Give every line of the data again, unchanged, but with no pictures.
** start GIVEN DATA **
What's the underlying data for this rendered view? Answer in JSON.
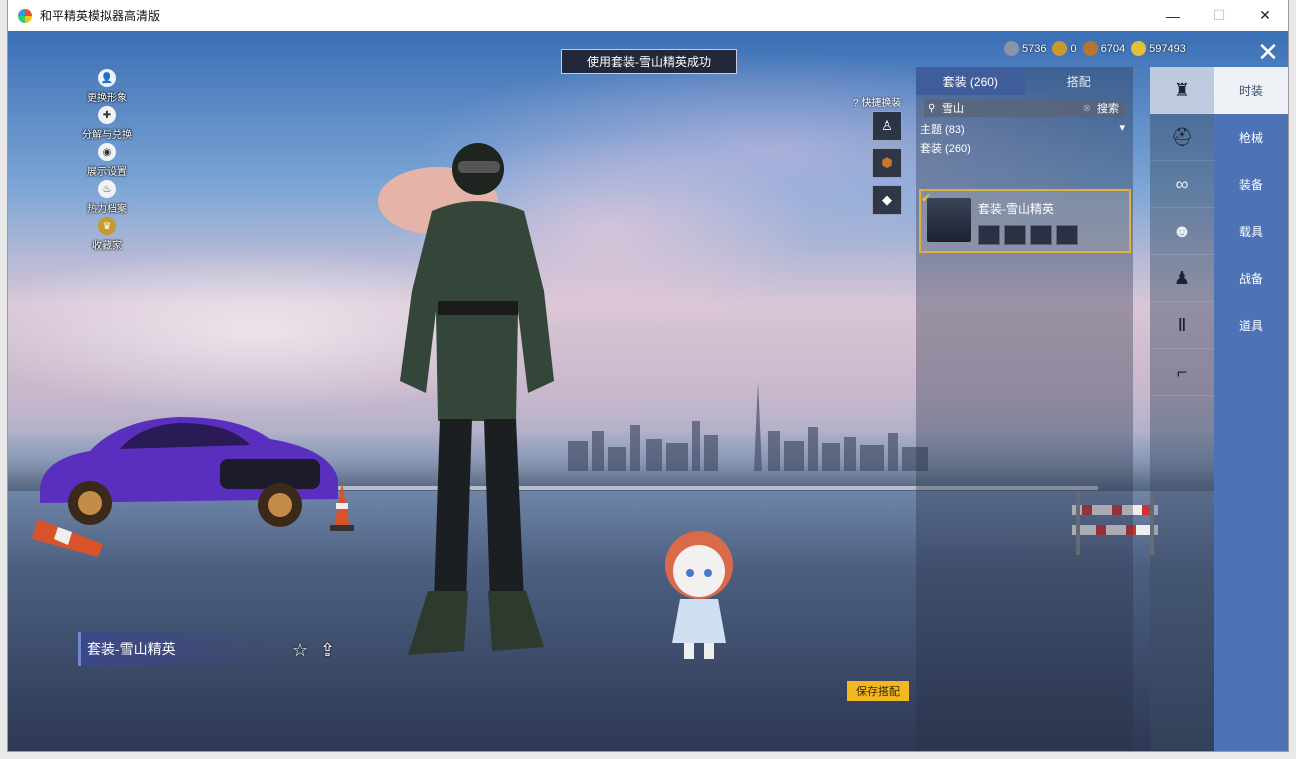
{
  "window": {
    "title": "和平精英模拟器高清版",
    "controls": {
      "minimize": "—",
      "maximize": "☐",
      "close": "✕"
    }
  },
  "toast": "使用套装-雪山精英成功",
  "left_menu": [
    {
      "label": "更换形象",
      "icon": "person-icon"
    },
    {
      "label": "分解与兑换",
      "icon": "puzzle-icon"
    },
    {
      "label": "展示设置",
      "icon": "eye-icon"
    },
    {
      "label": "热力档案",
      "icon": "flame-icon"
    },
    {
      "label": "收藏家",
      "icon": "trophy-icon"
    }
  ],
  "currency": [
    {
      "icon": "coin-silver-icon",
      "value": "5736",
      "color": "#8a93a8"
    },
    {
      "icon": "coin-gold-icon",
      "value": "0",
      "color": "#c69a2b"
    },
    {
      "icon": "coin-bronze-icon",
      "value": "6704",
      "color": "#b9742f"
    },
    {
      "icon": "coin-yellow-icon",
      "value": "597493",
      "color": "#e2c03a"
    }
  ],
  "quick_swap": {
    "label": "快捷换装",
    "help": "?"
  },
  "panel": {
    "tabs": [
      {
        "label": "套装 (260)",
        "active": true
      },
      {
        "label": "搭配",
        "active": false
      }
    ],
    "search": {
      "value": "雪山",
      "button": "搜索"
    },
    "filter": {
      "label": "主题 (83)",
      "arrow": "▾"
    },
    "section": "套装 (260)",
    "item": {
      "name": "套装-雪山精英"
    }
  },
  "icon_strip": [
    {
      "icon": "outfit-icon",
      "active": true
    },
    {
      "icon": "helmet-icon",
      "active": false
    },
    {
      "icon": "goggles-icon",
      "active": false
    },
    {
      "icon": "mask-icon",
      "active": false
    },
    {
      "icon": "jacket-icon",
      "active": false
    },
    {
      "icon": "pants-icon",
      "active": false
    },
    {
      "icon": "boots-icon",
      "active": false
    }
  ],
  "categories": [
    {
      "label": "时装",
      "active": true
    },
    {
      "label": "枪械",
      "active": false
    },
    {
      "label": "装备",
      "active": false
    },
    {
      "label": "载具",
      "active": false
    },
    {
      "label": "战备",
      "active": false
    },
    {
      "label": "道具",
      "active": false
    }
  ],
  "outfit_name": "套装-雪山精英",
  "save_button": "保存搭配",
  "colors": {
    "accent": "#4d72b6",
    "gold": "#f3b722",
    "panel_tab": "#3f5d9a"
  }
}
** end GIVEN DATA **
→ FINISHED ANSWER:
What's the underlying data for this rendered view? Answer in JSON.
{
  "window": {
    "title": "和平精英模拟器高清版",
    "controls": {
      "minimize": "—",
      "maximize": "☐",
      "close": "✕"
    }
  },
  "toast": "使用套装-雪山精英成功",
  "left_menu": [
    {
      "label": "更换形象",
      "icon": "person-icon"
    },
    {
      "label": "分解与兑换",
      "icon": "puzzle-icon"
    },
    {
      "label": "展示设置",
      "icon": "eye-icon"
    },
    {
      "label": "热力档案",
      "icon": "flame-icon"
    },
    {
      "label": "收藏家",
      "icon": "trophy-icon"
    }
  ],
  "currency": [
    {
      "icon": "coin-silver-icon",
      "value": "5736",
      "color": "#8a93a8"
    },
    {
      "icon": "coin-gold-icon",
      "value": "0",
      "color": "#c69a2b"
    },
    {
      "icon": "coin-bronze-icon",
      "value": "6704",
      "color": "#b9742f"
    },
    {
      "icon": "coin-yellow-icon",
      "value": "597493",
      "color": "#e2c03a"
    }
  ],
  "quick_swap": {
    "label": "快捷换装",
    "help": "?"
  },
  "panel": {
    "tabs": [
      {
        "label": "套装 (260)",
        "active": true
      },
      {
        "label": "搭配",
        "active": false
      }
    ],
    "search": {
      "value": "雪山",
      "button": "搜索"
    },
    "filter": {
      "label": "主题 (83)",
      "arrow": "▾"
    },
    "section": "套装 (260)",
    "item": {
      "name": "套装-雪山精英"
    }
  },
  "icon_strip": [
    {
      "icon": "outfit-icon",
      "active": true
    },
    {
      "icon": "helmet-icon",
      "active": false
    },
    {
      "icon": "goggles-icon",
      "active": false
    },
    {
      "icon": "mask-icon",
      "active": false
    },
    {
      "icon": "jacket-icon",
      "active": false
    },
    {
      "icon": "pants-icon",
      "active": false
    },
    {
      "icon": "boots-icon",
      "active": false
    }
  ],
  "categories": [
    {
      "label": "时装",
      "active": true
    },
    {
      "label": "枪械",
      "active": false
    },
    {
      "label": "装备",
      "active": false
    },
    {
      "label": "载具",
      "active": false
    },
    {
      "label": "战备",
      "active": false
    },
    {
      "label": "道具",
      "active": false
    }
  ],
  "outfit_name": "套装-雪山精英",
  "save_button": "保存搭配",
  "colors": {
    "accent": "#4d72b6",
    "gold": "#f3b722",
    "panel_tab": "#3f5d9a"
  }
}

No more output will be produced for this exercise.